Give the total number of lines with the word "阿拉伯国家的建立" in them, and no other words.

········

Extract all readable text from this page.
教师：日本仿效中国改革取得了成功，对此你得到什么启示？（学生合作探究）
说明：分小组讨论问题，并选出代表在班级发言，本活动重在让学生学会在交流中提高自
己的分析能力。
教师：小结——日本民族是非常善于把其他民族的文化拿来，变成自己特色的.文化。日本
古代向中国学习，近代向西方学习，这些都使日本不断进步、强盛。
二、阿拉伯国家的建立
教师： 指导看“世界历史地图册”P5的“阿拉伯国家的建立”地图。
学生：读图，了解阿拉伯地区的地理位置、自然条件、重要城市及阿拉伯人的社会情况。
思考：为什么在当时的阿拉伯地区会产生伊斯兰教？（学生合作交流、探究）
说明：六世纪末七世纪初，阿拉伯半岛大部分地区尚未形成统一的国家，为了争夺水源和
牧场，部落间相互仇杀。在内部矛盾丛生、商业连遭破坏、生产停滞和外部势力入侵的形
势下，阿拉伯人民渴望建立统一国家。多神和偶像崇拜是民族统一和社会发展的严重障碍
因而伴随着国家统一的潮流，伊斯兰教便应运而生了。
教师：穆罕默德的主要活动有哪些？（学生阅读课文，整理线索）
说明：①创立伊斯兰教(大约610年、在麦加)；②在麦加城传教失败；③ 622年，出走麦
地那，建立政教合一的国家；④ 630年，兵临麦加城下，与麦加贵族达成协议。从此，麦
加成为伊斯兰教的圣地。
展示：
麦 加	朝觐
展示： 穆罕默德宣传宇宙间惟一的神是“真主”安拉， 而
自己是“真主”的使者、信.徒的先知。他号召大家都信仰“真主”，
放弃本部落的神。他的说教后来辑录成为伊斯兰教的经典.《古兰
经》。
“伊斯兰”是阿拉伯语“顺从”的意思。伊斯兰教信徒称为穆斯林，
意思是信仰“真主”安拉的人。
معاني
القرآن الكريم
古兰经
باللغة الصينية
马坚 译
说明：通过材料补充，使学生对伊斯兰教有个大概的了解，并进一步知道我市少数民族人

········

Output below: 2